#### [Do this]
Locate the word "Gross" in the entries below, then gather every line that holds it.

#### [Provided material]

§ §

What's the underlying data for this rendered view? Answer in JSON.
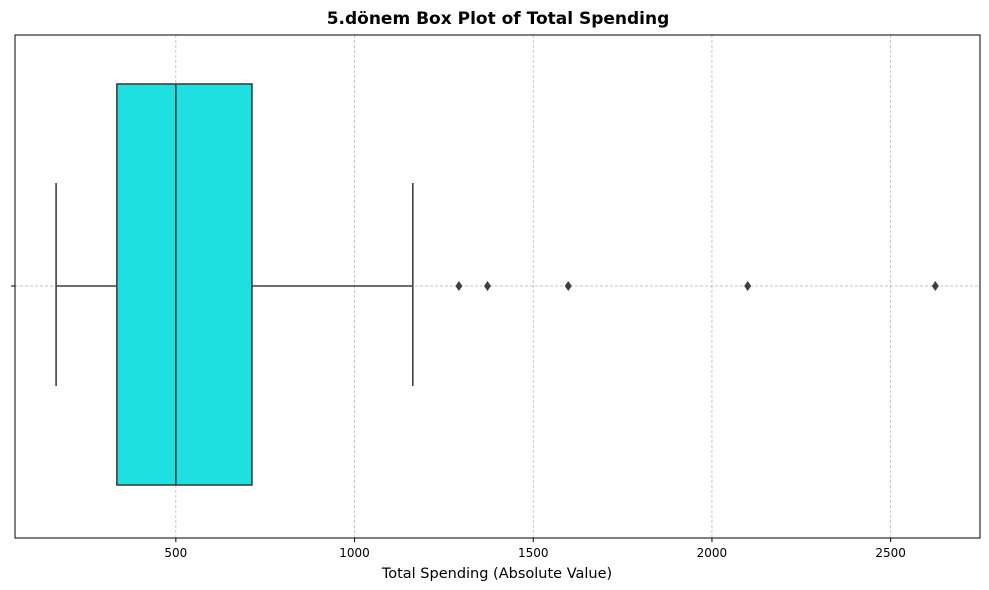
{
  "chart_data": {
    "type": "box",
    "title": "5.dönem Box Plot of Total Spending",
    "xlabel": "Total Spending (Absolute Value)",
    "ylabel": "",
    "orientation": "horizontal",
    "xlim": [
      50,
      2750
    ],
    "xticks": [
      500,
      1000,
      1500,
      2000,
      2500
    ],
    "grid": true,
    "box": {
      "whisker_low": 165,
      "q1": 335,
      "median": 500,
      "q3": 713,
      "whisker_high": 1163,
      "outliers": [
        1292,
        1372,
        1598,
        2100,
        2625
      ]
    },
    "colors": {
      "box_fill": "#1fe0e0",
      "box_edge": "#3f3f3f",
      "grid": "#b0b0b0"
    }
  }
}
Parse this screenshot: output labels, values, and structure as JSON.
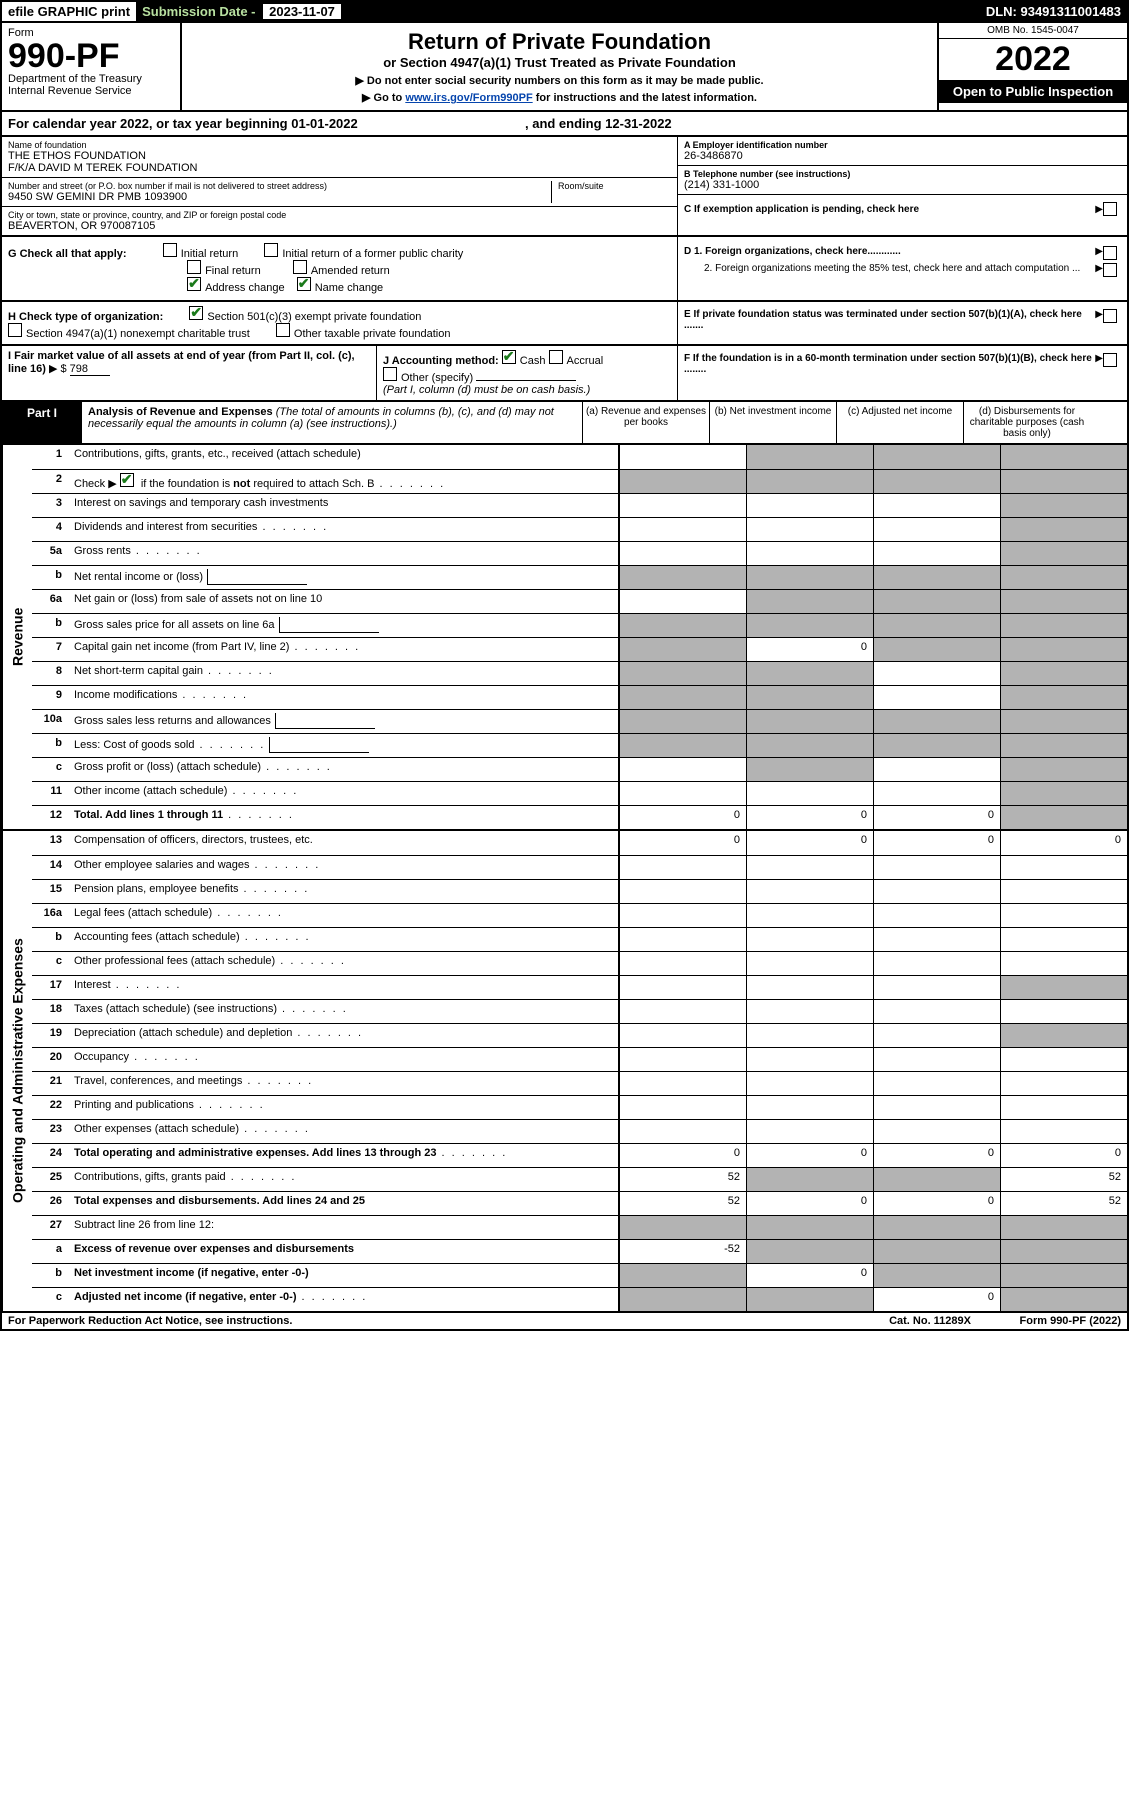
{
  "topbar": {
    "efile": "efile GRAPHIC print",
    "sublabel": "Submission Date -",
    "subdate": "2023-11-07",
    "dln_label": "DLN:",
    "dln": "93491311001483"
  },
  "header": {
    "form_label": "Form",
    "form_number": "990-PF",
    "dept": "Department of the Treasury",
    "irs": "Internal Revenue Service",
    "title": "Return of Private Foundation",
    "subtitle": "or Section 4947(a)(1) Trust Treated as Private Foundation",
    "note1": "▶ Do not enter social security numbers on this form as it may be made public.",
    "note2_pre": "▶ Go to ",
    "note2_link": "www.irs.gov/Form990PF",
    "note2_post": " for instructions and the latest information.",
    "omb": "OMB No. 1545-0047",
    "year": "2022",
    "inspect": "Open to Public Inspection"
  },
  "cal_year": {
    "text1": "For calendar year 2022, or tax year beginning ",
    "begin": "01-01-2022",
    "text2": ", and ending ",
    "end": "12-31-2022"
  },
  "info": {
    "name_label": "Name of foundation",
    "name1": "THE ETHOS FOUNDATION",
    "name2": "F/K/A DAVID M TEREK FOUNDATION",
    "addr_label": "Number and street (or P.O. box number if mail is not delivered to street address)",
    "addr": "9450 SW GEMINI DR PMB 1093900",
    "room_label": "Room/suite",
    "city_label": "City or town, state or province, country, and ZIP or foreign postal code",
    "city": "BEAVERTON, OR  970087105",
    "a_label": "A Employer identification number",
    "a_val": "26-3486870",
    "b_label": "B Telephone number (see instructions)",
    "b_val": "(214) 331-1000",
    "c_label": "C If exemption application is pending, check here"
  },
  "g": {
    "label": "G Check all that apply:",
    "opts": [
      "Initial return",
      "Initial return of a former public charity",
      "Final return",
      "Amended return",
      "Address change",
      "Name change"
    ]
  },
  "d": {
    "d1": "D 1. Foreign organizations, check here............",
    "d2": "2. Foreign organizations meeting the 85% test, check here and attach computation ...",
    "e": "E  If private foundation status was terminated under section 507(b)(1)(A), check here ......."
  },
  "h": {
    "label": "H Check type of organization:",
    "opt1": "Section 501(c)(3) exempt private foundation",
    "opt2": "Section 4947(a)(1) nonexempt charitable trust",
    "opt3": "Other taxable private foundation"
  },
  "i": {
    "label": "I Fair market value of all assets at end of year (from Part II, col. (c), line 16)",
    "arrow": "▶ $",
    "val": "798"
  },
  "j": {
    "label": "J Accounting method:",
    "cash": "Cash",
    "accrual": "Accrual",
    "other": "Other (specify)",
    "note": "(Part I, column (d) must be on cash basis.)"
  },
  "f": {
    "label": "F  If the foundation is in a 60-month termination under section 507(b)(1)(B), check here ........"
  },
  "part1": {
    "label": "Part I",
    "title": "Analysis of Revenue and Expenses",
    "sub": " (The total of amounts in columns (b), (c), and (d) may not necessarily equal the amounts in column (a) (see instructions).)",
    "cols": [
      "(a) Revenue and expenses per books",
      "(b) Net investment income",
      "(c) Adjusted net income",
      "(d) Disbursements for charitable purposes (cash basis only)"
    ]
  },
  "revenue_label": "Revenue",
  "expenses_label": "Operating and Administrative Expenses",
  "lines_rev": [
    {
      "num": "1",
      "text": "Contributions, gifts, grants, etc., received (attach schedule)",
      "cells": [
        "",
        "",
        "",
        ""
      ],
      "shaded": [
        false,
        true,
        true,
        true
      ]
    },
    {
      "num": "2",
      "text": "Check ▶ ☑ if the foundation is not required to attach Sch. B",
      "is_check": true,
      "cells": [
        "",
        "",
        "",
        ""
      ],
      "shaded": [
        true,
        true,
        true,
        true
      ],
      "dots": true
    },
    {
      "num": "3",
      "text": "Interest on savings and temporary cash investments",
      "cells": [
        "",
        "",
        "",
        ""
      ],
      "shaded": [
        false,
        false,
        false,
        true
      ]
    },
    {
      "num": "4",
      "text": "Dividends and interest from securities",
      "cells": [
        "",
        "",
        "",
        ""
      ],
      "shaded": [
        false,
        false,
        false,
        true
      ],
      "dots": true
    },
    {
      "num": "5a",
      "text": "Gross rents",
      "cells": [
        "",
        "",
        "",
        ""
      ],
      "shaded": [
        false,
        false,
        false,
        true
      ],
      "dots": true
    },
    {
      "num": "b",
      "text": "Net rental income or (loss)",
      "inline": true,
      "cells": [
        "",
        "",
        "",
        ""
      ],
      "shaded": [
        true,
        true,
        true,
        true
      ]
    },
    {
      "num": "6a",
      "text": "Net gain or (loss) from sale of assets not on line 10",
      "cells": [
        "",
        "",
        "",
        ""
      ],
      "shaded": [
        false,
        true,
        true,
        true
      ]
    },
    {
      "num": "b",
      "text": "Gross sales price for all assets on line 6a",
      "inline": true,
      "cells": [
        "",
        "",
        "",
        ""
      ],
      "shaded": [
        true,
        true,
        true,
        true
      ]
    },
    {
      "num": "7",
      "text": "Capital gain net income (from Part IV, line 2)",
      "cells": [
        "",
        "0",
        "",
        ""
      ],
      "shaded": [
        true,
        false,
        true,
        true
      ],
      "dots": true
    },
    {
      "num": "8",
      "text": "Net short-term capital gain",
      "cells": [
        "",
        "",
        "",
        ""
      ],
      "shaded": [
        true,
        true,
        false,
        true
      ],
      "dots": true
    },
    {
      "num": "9",
      "text": "Income modifications",
      "cells": [
        "",
        "",
        "",
        ""
      ],
      "shaded": [
        true,
        true,
        false,
        true
      ],
      "dots": true
    },
    {
      "num": "10a",
      "text": "Gross sales less returns and allowances",
      "inline": true,
      "cells": [
        "",
        "",
        "",
        ""
      ],
      "shaded": [
        true,
        true,
        true,
        true
      ]
    },
    {
      "num": "b",
      "text": "Less: Cost of goods sold",
      "inline": true,
      "cells": [
        "",
        "",
        "",
        ""
      ],
      "shaded": [
        true,
        true,
        true,
        true
      ],
      "dots": true
    },
    {
      "num": "c",
      "text": "Gross profit or (loss) (attach schedule)",
      "cells": [
        "",
        "",
        "",
        ""
      ],
      "shaded": [
        false,
        true,
        false,
        true
      ],
      "dots": true
    },
    {
      "num": "11",
      "text": "Other income (attach schedule)",
      "cells": [
        "",
        "",
        "",
        ""
      ],
      "shaded": [
        false,
        false,
        false,
        true
      ],
      "dots": true
    },
    {
      "num": "12",
      "text": "Total. Add lines 1 through 11",
      "bold": true,
      "cells": [
        "0",
        "0",
        "0",
        ""
      ],
      "shaded": [
        false,
        false,
        false,
        true
      ],
      "dots": true
    }
  ],
  "lines_exp": [
    {
      "num": "13",
      "text": "Compensation of officers, directors, trustees, etc.",
      "cells": [
        "0",
        "0",
        "0",
        "0"
      ],
      "shaded": [
        false,
        false,
        false,
        false
      ]
    },
    {
      "num": "14",
      "text": "Other employee salaries and wages",
      "cells": [
        "",
        "",
        "",
        ""
      ],
      "shaded": [
        false,
        false,
        false,
        false
      ],
      "dots": true
    },
    {
      "num": "15",
      "text": "Pension plans, employee benefits",
      "cells": [
        "",
        "",
        "",
        ""
      ],
      "shaded": [
        false,
        false,
        false,
        false
      ],
      "dots": true
    },
    {
      "num": "16a",
      "text": "Legal fees (attach schedule)",
      "cells": [
        "",
        "",
        "",
        ""
      ],
      "shaded": [
        false,
        false,
        false,
        false
      ],
      "dots": true
    },
    {
      "num": "b",
      "text": "Accounting fees (attach schedule)",
      "cells": [
        "",
        "",
        "",
        ""
      ],
      "shaded": [
        false,
        false,
        false,
        false
      ],
      "dots": true
    },
    {
      "num": "c",
      "text": "Other professional fees (attach schedule)",
      "cells": [
        "",
        "",
        "",
        ""
      ],
      "shaded": [
        false,
        false,
        false,
        false
      ],
      "dots": true
    },
    {
      "num": "17",
      "text": "Interest",
      "cells": [
        "",
        "",
        "",
        ""
      ],
      "shaded": [
        false,
        false,
        false,
        true
      ],
      "dots": true
    },
    {
      "num": "18",
      "text": "Taxes (attach schedule) (see instructions)",
      "cells": [
        "",
        "",
        "",
        ""
      ],
      "shaded": [
        false,
        false,
        false,
        false
      ],
      "dots": true
    },
    {
      "num": "19",
      "text": "Depreciation (attach schedule) and depletion",
      "cells": [
        "",
        "",
        "",
        ""
      ],
      "shaded": [
        false,
        false,
        false,
        true
      ],
      "dots": true
    },
    {
      "num": "20",
      "text": "Occupancy",
      "cells": [
        "",
        "",
        "",
        ""
      ],
      "shaded": [
        false,
        false,
        false,
        false
      ],
      "dots": true
    },
    {
      "num": "21",
      "text": "Travel, conferences, and meetings",
      "cells": [
        "",
        "",
        "",
        ""
      ],
      "shaded": [
        false,
        false,
        false,
        false
      ],
      "dots": true
    },
    {
      "num": "22",
      "text": "Printing and publications",
      "cells": [
        "",
        "",
        "",
        ""
      ],
      "shaded": [
        false,
        false,
        false,
        false
      ],
      "dots": true
    },
    {
      "num": "23",
      "text": "Other expenses (attach schedule)",
      "cells": [
        "",
        "",
        "",
        ""
      ],
      "shaded": [
        false,
        false,
        false,
        false
      ],
      "dots": true
    },
    {
      "num": "24",
      "text": "Total operating and administrative expenses. Add lines 13 through 23",
      "bold": true,
      "cells": [
        "0",
        "0",
        "0",
        "0"
      ],
      "shaded": [
        false,
        false,
        false,
        false
      ],
      "dots": true
    },
    {
      "num": "25",
      "text": "Contributions, gifts, grants paid",
      "cells": [
        "52",
        "",
        "",
        "52"
      ],
      "shaded": [
        false,
        true,
        true,
        false
      ],
      "dots": true
    },
    {
      "num": "26",
      "text": "Total expenses and disbursements. Add lines 24 and 25",
      "bold": true,
      "cells": [
        "52",
        "0",
        "0",
        "52"
      ],
      "shaded": [
        false,
        false,
        false,
        false
      ]
    },
    {
      "num": "27",
      "text": "Subtract line 26 from line 12:",
      "cells": [
        "",
        "",
        "",
        ""
      ],
      "shaded": [
        true,
        true,
        true,
        true
      ]
    },
    {
      "num": "a",
      "text": "Excess of revenue over expenses and disbursements",
      "bold": true,
      "cells": [
        "-52",
        "",
        "",
        ""
      ],
      "shaded": [
        false,
        true,
        true,
        true
      ]
    },
    {
      "num": "b",
      "text": "Net investment income (if negative, enter -0-)",
      "bold": true,
      "cells": [
        "",
        "0",
        "",
        ""
      ],
      "shaded": [
        true,
        false,
        true,
        true
      ]
    },
    {
      "num": "c",
      "text": "Adjusted net income (if negative, enter -0-)",
      "bold": true,
      "cells": [
        "",
        "",
        "0",
        ""
      ],
      "shaded": [
        true,
        true,
        false,
        true
      ],
      "dots": true
    }
  ],
  "footer": {
    "left": "For Paperwork Reduction Act Notice, see instructions.",
    "mid": "Cat. No. 11289X",
    "right": "Form 990-PF (2022)"
  }
}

§ §

#### [Correct output]
      "text": "Gross rents",
      "text": "Gross sales price for all assets on line 6a",
      "text": "Gross sales less returns and allowances",
      "text": "Gross profit or (loss) (attach schedule)",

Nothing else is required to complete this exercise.